◆ WHAT THE TASK REQUIRES ◆
Exclude the pictures, then copy all remaining records exactly.

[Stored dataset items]
----------

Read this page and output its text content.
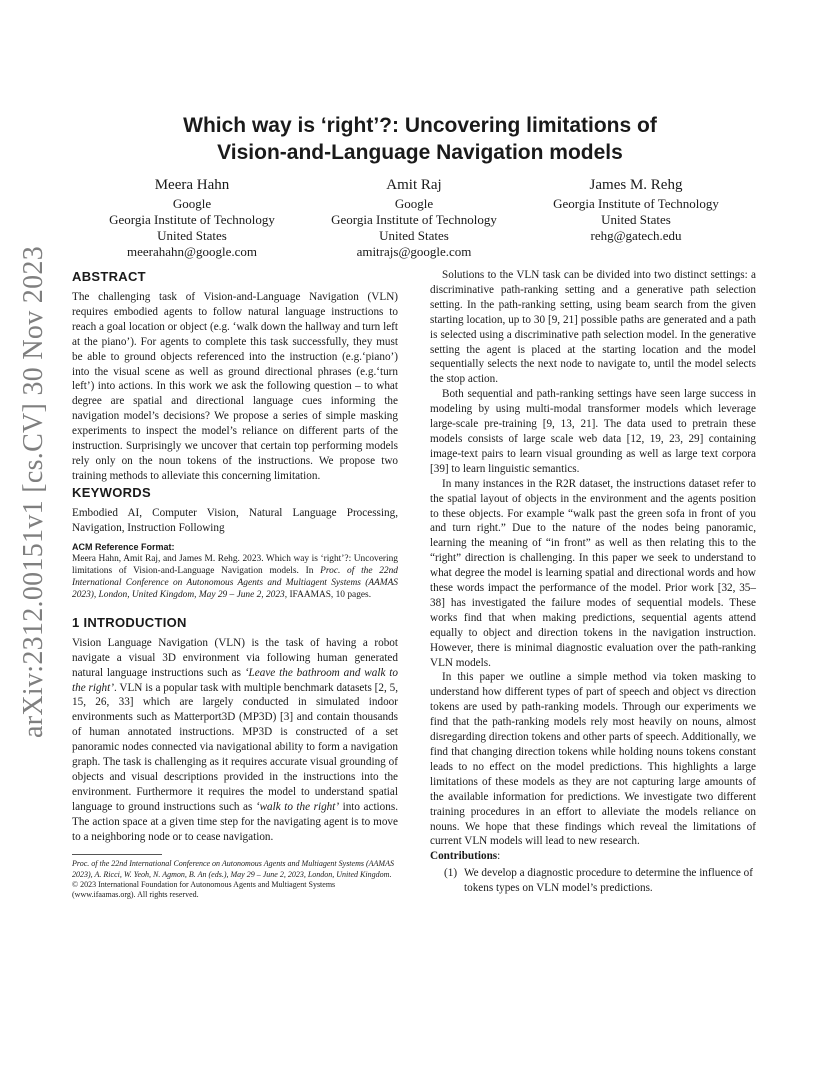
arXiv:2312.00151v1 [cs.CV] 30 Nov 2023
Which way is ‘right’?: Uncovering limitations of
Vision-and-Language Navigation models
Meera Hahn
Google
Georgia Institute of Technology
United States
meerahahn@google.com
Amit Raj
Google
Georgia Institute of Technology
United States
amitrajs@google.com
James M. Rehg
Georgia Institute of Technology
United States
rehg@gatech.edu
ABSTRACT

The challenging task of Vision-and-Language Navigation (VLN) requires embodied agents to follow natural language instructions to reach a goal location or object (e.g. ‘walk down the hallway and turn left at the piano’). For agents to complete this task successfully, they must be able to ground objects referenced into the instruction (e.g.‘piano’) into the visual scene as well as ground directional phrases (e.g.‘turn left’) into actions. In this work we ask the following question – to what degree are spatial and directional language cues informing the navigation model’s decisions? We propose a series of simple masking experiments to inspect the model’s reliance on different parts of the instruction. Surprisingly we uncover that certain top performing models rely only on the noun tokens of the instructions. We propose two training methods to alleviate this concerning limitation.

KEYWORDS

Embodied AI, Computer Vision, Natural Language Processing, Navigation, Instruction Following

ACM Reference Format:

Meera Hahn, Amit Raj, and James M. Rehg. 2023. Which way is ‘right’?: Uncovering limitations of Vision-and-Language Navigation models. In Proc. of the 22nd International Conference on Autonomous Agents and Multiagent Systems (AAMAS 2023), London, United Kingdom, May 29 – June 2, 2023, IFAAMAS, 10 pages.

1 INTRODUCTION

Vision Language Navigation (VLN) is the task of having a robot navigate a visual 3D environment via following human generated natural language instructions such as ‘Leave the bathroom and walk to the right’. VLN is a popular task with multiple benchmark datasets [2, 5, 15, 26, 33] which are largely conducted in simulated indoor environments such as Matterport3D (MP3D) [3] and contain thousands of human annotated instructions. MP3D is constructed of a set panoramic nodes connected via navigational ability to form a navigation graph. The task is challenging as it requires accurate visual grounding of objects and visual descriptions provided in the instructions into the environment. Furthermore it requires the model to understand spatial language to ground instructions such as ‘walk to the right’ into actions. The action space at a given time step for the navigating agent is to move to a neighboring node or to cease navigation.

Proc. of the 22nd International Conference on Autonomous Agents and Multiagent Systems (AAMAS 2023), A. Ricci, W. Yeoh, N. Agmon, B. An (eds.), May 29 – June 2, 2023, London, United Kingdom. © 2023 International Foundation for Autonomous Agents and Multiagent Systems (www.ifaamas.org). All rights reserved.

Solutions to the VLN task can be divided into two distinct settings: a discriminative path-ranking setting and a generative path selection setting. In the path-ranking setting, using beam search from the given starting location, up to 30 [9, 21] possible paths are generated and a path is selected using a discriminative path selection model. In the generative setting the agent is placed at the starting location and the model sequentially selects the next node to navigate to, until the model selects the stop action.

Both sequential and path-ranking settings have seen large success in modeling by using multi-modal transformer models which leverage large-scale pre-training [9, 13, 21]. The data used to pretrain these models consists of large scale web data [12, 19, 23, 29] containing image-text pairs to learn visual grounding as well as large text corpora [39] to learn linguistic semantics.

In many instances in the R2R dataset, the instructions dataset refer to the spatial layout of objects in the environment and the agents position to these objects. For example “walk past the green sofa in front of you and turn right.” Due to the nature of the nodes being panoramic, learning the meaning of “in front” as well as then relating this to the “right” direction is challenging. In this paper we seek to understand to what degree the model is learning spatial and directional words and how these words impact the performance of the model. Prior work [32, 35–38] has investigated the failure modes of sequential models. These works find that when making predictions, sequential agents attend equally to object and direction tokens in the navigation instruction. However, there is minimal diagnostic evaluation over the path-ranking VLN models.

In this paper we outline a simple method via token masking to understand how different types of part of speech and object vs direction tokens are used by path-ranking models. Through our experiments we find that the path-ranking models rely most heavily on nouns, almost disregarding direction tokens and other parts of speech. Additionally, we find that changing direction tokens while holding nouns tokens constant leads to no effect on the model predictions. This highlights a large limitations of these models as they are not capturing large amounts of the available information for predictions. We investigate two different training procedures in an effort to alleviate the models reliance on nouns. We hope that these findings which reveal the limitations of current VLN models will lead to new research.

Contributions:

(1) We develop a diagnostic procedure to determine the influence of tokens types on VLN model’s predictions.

----------

◆ ANSWER TO THE TASK ◆
Read this page and output its text content.
arXiv:2312.00151v1 [cs.CV] 30 Nov 2023
Which way is ‘right’?: Uncovering limitations of
Vision-and-Language Navigation models
Meera Hahn
Google
Georgia Institute of Technology
United States
meerahahn@google.com
Amit Raj
Google
Georgia Institute of Technology
United States
amitrajs@google.com
James M. Rehg
Georgia Institute of Technology
United States
rehg@gatech.edu
ABSTRACT

The challenging task of Vision-and-Language Navigation (VLN) requires embodied agents to follow natural language instructions to reach a goal location or object (e.g. ‘walk down the hallway and turn left at the piano’). For agents to complete this task successfully, they must be able to ground objects referenced into the instruction (e.g.‘piano’) into the visual scene as well as ground directional phrases (e.g.‘turn left’) into actions. In this work we ask the following question – to what degree are spatial and directional language cues informing the navigation model’s decisions? We propose a series of simple masking experiments to inspect the model’s reliance on different parts of the instruction. Surprisingly we uncover that certain top performing models rely only on the noun tokens of the instructions. We propose two training methods to alleviate this concerning limitation.

KEYWORDS

Embodied AI, Computer Vision, Natural Language Processing, Navigation, Instruction Following

ACM Reference Format:

Meera Hahn, Amit Raj, and James M. Rehg. 2023. Which way is ‘right’?: Uncovering limitations of Vision-and-Language Navigation models. In Proc. of the 22nd International Conference on Autonomous Agents and Multiagent Systems (AAMAS 2023), London, United Kingdom, May 29 – June 2, 2023, IFAAMAS, 10 pages.

1 INTRODUCTION

Vision Language Navigation (VLN) is the task of having a robot navigate a visual 3D environment via following human generated natural language instructions such as ‘Leave the bathroom and walk to the right’. VLN is a popular task with multiple benchmark datasets [2, 5, 15, 26, 33] which are largely conducted in simulated indoor environments such as Matterport3D (MP3D) [3] and contain thousands of human annotated instructions. MP3D is constructed of a set panoramic nodes connected via navigational ability to form a navigation graph. The task is challenging as it requires accurate visual grounding of objects and visual descriptions provided in the instructions into the environment. Furthermore it requires the model to understand spatial language to ground instructions such as ‘walk to the right’ into actions. The action space at a given time step for the navigating agent is to move to a neighboring node or to cease navigation.

Proc. of the 22nd International Conference on Autonomous Agents and Multiagent Systems (AAMAS 2023), A. Ricci, W. Yeoh, N. Agmon, B. An (eds.), May 29 – June 2, 2023, London, United Kingdom. © 2023 International Foundation for Autonomous Agents and Multiagent Systems (www.ifaamas.org). All rights reserved.

Solutions to the VLN task can be divided into two distinct settings: a discriminative path-ranking setting and a generative path selection setting. In the path-ranking setting, using beam search from the given starting location, up to 30 [9, 21] possible paths are generated and a path is selected using a discriminative path selection model. In the generative setting the agent is placed at the starting location and the model sequentially selects the next node to navigate to, until the model selects the stop action.

Both sequential and path-ranking settings have seen large success in modeling by using multi-modal transformer models which leverage large-scale pre-training [9, 13, 21]. The data used to pretrain these models consists of large scale web data [12, 19, 23, 29] containing image-text pairs to learn visual grounding as well as large text corpora [39] to learn linguistic semantics.

In many instances in the R2R dataset, the instructions dataset refer to the spatial layout of objects in the environment and the agents position to these objects. For example “walk past the green sofa in front of you and turn right.” Due to the nature of the nodes being panoramic, learning the meaning of “in front” as well as then relating this to the “right” direction is challenging. In this paper we seek to understand to what degree the model is learning spatial and directional words and how these words impact the performance of the model. Prior work [32, 35–38] has investigated the failure modes of sequential models. These works find that when making predictions, sequential agents attend equally to object and direction tokens in the navigation instruction. However, there is minimal diagnostic evaluation over the path-ranking VLN models.

In this paper we outline a simple method via token masking to understand how different types of part of speech and object vs direction tokens are used by path-ranking models. Through our experiments we find that the path-ranking models rely most heavily on nouns, almost disregarding direction tokens and other parts of speech. Additionally, we find that changing direction tokens while holding nouns tokens constant leads to no effect on the model predictions. This highlights a large limitations of these models as they are not capturing large amounts of the available information for predictions. We investigate two different training procedures in an effort to alleviate the models reliance on nouns. We hope that these findings which reveal the limitations of current VLN models will lead to new research.

Contributions:

(1) We develop a diagnostic procedure to determine the influence of tokens types on VLN model’s predictions.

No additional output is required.